SCOPO DEL COMPITO
Aggiorna il brano sull'operazione Artemide: riscrivi la parte da "Percepivano indennità non" fino a "la sanità calabrese." compreso, mettendo "compensi" al posto di "emolumenti".

━━ BRANO DI PARTENZA ━━

Percepivano indennità non dovute, indagati Scura, Urbani e un veterinario dell’Asp di Crotone

Cinque veterinari indagati per abuso d’ufficio insieme a tre alti dirigenti regionali (ovvero l’ex commissario ad acta per il piano di rientro del debito sanitario della Calabria, Massimo Scura, l’ex sub commissario Andrea Urbani, attuale direttore generale della programmazione sanitaria del Ministero della Salute, e il coordinatore della task force veterinaria, Pasquale Turno), oltre un milione di euro sequestrato: sono i risultati dell’operazione Artemide condotta dal comando provinciale di Catanzaro dalla Guardia di finanza. In sostanza i componenti della task-force veterinaria regionale avrebbero percepito per 9 anni emolumenti aggiuntivi illegittimi, decretati dalla struttura commissariale per la sanità calabrese.

━━━
━━ MATERIALE FORNITO ━━

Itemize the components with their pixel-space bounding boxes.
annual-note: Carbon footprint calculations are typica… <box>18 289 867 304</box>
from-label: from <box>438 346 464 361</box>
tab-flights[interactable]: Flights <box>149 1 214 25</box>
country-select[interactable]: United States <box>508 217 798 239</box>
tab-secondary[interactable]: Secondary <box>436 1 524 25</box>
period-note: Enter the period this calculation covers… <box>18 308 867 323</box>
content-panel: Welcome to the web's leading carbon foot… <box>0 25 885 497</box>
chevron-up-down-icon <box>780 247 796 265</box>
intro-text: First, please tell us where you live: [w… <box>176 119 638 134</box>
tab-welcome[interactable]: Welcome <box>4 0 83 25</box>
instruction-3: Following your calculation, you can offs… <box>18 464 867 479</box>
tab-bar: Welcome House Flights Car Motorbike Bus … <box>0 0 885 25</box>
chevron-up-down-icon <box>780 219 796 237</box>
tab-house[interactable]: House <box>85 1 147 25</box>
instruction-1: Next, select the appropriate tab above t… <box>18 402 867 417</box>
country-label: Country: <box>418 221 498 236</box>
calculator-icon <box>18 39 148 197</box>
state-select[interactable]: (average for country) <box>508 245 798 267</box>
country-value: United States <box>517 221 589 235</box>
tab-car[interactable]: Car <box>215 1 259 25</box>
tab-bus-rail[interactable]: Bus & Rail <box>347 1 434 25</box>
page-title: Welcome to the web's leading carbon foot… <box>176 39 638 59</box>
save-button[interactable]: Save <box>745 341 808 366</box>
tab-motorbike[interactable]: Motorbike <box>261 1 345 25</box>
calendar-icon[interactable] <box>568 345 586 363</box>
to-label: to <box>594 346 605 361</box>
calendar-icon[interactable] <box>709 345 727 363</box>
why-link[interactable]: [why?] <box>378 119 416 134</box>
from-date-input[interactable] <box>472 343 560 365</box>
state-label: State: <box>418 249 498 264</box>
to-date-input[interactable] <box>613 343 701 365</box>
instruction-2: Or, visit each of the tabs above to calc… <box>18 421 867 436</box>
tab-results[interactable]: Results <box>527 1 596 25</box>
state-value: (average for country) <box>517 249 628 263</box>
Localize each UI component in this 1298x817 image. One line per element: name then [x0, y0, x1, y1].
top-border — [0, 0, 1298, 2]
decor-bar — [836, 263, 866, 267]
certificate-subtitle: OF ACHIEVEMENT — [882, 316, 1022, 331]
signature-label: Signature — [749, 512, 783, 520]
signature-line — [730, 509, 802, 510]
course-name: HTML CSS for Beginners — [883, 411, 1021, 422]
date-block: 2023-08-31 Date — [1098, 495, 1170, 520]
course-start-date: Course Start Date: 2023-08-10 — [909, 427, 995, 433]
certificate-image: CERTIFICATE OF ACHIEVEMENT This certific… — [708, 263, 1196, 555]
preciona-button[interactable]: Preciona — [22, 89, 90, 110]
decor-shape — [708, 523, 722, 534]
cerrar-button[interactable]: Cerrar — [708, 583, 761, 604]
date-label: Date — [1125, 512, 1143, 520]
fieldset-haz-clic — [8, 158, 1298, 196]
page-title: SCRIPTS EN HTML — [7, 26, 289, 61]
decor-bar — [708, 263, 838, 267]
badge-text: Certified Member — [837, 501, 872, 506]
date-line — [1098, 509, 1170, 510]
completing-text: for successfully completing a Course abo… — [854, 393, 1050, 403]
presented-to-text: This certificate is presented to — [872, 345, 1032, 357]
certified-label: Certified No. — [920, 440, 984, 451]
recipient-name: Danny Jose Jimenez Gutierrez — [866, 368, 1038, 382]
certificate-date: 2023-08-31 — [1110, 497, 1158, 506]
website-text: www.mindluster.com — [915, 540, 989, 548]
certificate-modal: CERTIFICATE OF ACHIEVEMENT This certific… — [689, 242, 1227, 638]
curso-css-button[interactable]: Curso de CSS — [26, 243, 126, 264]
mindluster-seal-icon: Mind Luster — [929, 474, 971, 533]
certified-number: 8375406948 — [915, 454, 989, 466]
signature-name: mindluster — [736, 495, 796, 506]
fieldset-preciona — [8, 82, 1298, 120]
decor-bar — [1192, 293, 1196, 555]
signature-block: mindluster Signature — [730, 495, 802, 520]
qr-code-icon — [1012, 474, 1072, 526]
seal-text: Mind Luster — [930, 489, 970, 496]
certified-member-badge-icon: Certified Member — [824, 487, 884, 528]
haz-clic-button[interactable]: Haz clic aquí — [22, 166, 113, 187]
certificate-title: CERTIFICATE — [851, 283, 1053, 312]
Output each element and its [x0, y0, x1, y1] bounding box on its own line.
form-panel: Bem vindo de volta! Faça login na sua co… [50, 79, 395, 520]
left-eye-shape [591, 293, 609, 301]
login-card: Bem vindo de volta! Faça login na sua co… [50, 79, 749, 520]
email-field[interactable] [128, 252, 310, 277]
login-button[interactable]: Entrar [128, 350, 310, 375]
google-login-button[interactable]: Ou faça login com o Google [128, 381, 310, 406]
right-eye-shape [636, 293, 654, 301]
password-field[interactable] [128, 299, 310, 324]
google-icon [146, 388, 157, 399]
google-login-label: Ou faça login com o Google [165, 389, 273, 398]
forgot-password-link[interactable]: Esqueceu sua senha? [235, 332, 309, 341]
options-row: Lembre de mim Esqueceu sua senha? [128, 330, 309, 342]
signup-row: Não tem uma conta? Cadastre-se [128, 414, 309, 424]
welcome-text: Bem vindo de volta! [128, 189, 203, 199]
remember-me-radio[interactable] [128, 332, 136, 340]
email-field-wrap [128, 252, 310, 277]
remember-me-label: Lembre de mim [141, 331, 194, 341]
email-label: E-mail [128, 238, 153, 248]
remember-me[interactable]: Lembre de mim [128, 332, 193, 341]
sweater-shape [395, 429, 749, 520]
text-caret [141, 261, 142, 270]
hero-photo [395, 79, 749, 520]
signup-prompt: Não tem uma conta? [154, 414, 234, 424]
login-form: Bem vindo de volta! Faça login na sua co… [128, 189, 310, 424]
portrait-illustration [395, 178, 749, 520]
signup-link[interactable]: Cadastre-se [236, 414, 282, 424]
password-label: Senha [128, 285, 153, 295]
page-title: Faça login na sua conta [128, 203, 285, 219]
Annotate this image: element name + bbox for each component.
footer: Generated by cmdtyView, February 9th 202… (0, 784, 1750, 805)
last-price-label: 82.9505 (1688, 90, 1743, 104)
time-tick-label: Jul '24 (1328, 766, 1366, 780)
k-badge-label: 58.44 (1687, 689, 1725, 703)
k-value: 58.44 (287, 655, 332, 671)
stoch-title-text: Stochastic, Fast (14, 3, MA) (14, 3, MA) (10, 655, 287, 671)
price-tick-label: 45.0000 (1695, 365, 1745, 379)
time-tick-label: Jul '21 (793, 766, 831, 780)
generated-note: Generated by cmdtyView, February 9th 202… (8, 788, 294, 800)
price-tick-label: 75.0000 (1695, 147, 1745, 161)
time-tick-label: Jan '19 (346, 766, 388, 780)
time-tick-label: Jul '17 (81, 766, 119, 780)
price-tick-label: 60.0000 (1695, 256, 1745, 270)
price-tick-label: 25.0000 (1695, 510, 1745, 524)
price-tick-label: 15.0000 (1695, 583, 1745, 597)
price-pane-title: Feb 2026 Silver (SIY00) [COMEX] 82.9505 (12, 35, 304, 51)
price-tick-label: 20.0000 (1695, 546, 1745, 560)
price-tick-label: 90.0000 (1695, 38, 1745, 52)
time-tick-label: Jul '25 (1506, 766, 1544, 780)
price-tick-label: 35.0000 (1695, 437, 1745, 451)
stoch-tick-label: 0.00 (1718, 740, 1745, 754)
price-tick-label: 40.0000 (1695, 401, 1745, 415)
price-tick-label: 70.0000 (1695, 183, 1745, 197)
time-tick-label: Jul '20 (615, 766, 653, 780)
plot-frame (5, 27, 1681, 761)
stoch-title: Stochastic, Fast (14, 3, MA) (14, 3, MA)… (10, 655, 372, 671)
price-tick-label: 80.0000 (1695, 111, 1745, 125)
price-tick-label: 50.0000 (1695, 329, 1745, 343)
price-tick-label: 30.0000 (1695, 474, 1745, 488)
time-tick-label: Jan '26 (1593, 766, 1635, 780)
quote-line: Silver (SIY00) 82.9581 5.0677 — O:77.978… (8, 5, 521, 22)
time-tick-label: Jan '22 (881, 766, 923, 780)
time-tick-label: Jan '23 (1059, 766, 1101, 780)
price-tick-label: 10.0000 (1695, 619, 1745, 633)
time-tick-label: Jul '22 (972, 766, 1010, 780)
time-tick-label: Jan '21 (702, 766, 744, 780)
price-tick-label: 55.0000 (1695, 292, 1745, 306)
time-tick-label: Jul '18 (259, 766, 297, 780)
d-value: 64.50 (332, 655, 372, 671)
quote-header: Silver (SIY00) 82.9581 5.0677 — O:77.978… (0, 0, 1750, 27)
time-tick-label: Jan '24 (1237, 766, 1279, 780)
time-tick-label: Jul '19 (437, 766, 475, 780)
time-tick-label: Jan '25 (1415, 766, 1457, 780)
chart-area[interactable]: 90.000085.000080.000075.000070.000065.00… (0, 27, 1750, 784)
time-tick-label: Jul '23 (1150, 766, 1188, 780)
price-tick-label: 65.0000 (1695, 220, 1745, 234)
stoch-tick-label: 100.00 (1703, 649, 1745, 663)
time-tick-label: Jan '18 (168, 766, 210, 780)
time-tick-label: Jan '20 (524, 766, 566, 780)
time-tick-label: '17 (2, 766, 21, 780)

━━━

RISULTATO DEL COMPITO
Percepivano indennità non dovute, indagati Scura, Urbani e un veterinario dell’Asp di Crotone

Cinque veterinari indagati per abuso d’ufficio insieme a tre alti dirigenti regionali (ovvero l’ex commissario ad acta per il piano di rientro del debito sanitario della Calabria, Massimo Scura, l’ex sub commissario Andrea Urbani, attuale direttore generale della programmazione sanitaria del Ministero della Salute, e il coordinatore della task force veterinaria, Pasquale Turno), oltre un milione di euro sequestrato: sono i risultati dell’operazione Artemide condotta dal comando provinciale di Catanzaro dalla Guardia di finanza. In sostanza i componenti della task-force veterinaria regionale avrebbero percepito per 9 anni compensi aggiuntivi illegittimi, decretati dalla struttura commissariale per la sanità calabrese.